SHORT TASK: Return each line holding the string "Suite".

Records
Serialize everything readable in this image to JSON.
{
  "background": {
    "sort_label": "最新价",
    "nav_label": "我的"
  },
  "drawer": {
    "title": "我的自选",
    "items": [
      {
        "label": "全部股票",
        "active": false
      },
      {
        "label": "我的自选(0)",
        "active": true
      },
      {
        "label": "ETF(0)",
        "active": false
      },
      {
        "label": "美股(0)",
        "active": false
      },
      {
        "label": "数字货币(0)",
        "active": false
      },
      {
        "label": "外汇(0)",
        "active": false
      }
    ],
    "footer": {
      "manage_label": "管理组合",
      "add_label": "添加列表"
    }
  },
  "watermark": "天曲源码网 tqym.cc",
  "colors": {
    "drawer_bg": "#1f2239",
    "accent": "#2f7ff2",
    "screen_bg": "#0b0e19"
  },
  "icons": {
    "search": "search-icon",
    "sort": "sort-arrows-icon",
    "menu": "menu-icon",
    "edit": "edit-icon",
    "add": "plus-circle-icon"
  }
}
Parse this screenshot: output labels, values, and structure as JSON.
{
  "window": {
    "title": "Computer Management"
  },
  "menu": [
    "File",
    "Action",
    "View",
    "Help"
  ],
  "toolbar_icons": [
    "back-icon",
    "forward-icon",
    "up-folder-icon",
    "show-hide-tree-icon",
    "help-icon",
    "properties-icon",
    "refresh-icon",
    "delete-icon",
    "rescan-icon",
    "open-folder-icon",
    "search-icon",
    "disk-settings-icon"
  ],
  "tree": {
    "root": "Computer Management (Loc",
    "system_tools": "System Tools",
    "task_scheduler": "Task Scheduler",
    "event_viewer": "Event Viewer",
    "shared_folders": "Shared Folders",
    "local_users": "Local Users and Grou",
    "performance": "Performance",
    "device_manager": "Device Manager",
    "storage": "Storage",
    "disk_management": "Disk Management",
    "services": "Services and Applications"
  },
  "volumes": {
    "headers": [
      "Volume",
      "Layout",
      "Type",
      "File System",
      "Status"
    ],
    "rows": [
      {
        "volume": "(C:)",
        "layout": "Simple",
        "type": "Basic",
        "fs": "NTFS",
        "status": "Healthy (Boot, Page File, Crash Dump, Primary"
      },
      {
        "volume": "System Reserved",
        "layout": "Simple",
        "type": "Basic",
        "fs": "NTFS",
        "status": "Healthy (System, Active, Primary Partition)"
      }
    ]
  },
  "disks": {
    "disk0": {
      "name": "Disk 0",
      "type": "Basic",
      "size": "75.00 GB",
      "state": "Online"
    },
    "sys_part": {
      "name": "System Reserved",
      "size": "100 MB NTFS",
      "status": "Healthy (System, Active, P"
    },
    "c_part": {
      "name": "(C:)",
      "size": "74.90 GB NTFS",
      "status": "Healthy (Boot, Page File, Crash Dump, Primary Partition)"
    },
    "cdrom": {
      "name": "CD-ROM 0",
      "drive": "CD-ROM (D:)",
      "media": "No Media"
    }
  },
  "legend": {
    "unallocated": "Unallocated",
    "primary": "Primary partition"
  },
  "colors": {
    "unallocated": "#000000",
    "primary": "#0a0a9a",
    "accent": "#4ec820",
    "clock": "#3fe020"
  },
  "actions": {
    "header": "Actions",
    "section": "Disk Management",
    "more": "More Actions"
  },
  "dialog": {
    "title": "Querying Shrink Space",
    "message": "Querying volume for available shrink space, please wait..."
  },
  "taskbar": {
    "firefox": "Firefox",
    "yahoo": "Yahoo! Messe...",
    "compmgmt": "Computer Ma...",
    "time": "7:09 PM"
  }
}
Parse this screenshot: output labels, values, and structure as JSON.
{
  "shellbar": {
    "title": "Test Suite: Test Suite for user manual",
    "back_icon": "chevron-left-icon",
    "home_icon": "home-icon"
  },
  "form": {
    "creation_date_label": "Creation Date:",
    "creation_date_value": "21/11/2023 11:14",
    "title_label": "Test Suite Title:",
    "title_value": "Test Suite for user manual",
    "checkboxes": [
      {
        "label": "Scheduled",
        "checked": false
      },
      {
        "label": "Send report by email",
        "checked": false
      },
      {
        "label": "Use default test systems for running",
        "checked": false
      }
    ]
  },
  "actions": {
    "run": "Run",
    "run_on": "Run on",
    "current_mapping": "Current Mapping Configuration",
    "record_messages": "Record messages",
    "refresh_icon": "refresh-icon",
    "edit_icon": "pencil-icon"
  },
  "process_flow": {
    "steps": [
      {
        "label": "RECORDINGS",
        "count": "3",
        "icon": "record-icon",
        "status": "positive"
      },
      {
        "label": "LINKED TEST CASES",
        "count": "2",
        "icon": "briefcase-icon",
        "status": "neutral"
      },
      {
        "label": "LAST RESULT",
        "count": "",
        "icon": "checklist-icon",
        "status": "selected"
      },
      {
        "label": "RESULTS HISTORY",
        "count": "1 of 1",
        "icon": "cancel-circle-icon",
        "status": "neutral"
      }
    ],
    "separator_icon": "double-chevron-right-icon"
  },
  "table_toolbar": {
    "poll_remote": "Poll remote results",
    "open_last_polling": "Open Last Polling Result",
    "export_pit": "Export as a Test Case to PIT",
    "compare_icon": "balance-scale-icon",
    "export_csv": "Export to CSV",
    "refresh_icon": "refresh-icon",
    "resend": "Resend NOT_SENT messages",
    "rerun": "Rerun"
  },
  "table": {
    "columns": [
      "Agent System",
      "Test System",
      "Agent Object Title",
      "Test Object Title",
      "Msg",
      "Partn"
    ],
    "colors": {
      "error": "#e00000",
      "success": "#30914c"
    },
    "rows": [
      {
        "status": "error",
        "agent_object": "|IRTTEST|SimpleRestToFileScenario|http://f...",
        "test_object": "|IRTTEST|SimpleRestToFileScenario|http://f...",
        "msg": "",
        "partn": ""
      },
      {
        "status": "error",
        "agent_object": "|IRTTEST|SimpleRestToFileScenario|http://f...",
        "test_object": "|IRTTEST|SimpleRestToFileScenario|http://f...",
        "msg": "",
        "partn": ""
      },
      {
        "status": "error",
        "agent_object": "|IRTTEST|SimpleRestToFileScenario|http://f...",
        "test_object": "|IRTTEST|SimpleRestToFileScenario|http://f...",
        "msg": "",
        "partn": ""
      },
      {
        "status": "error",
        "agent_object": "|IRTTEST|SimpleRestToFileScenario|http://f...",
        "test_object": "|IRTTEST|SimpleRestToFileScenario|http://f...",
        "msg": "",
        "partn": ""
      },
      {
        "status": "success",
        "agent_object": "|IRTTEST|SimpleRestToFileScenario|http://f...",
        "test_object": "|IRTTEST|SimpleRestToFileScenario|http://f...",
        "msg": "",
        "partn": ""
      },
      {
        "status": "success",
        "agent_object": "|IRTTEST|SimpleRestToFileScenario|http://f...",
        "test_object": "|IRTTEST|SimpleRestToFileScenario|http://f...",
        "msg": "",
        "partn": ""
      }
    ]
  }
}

WRITTEN ANSWER:
    "title": "Test Suite: Test Suite for user manual",
    "title_label": "Test Suite Title:",
    "title_value": "Test Suite for user manual",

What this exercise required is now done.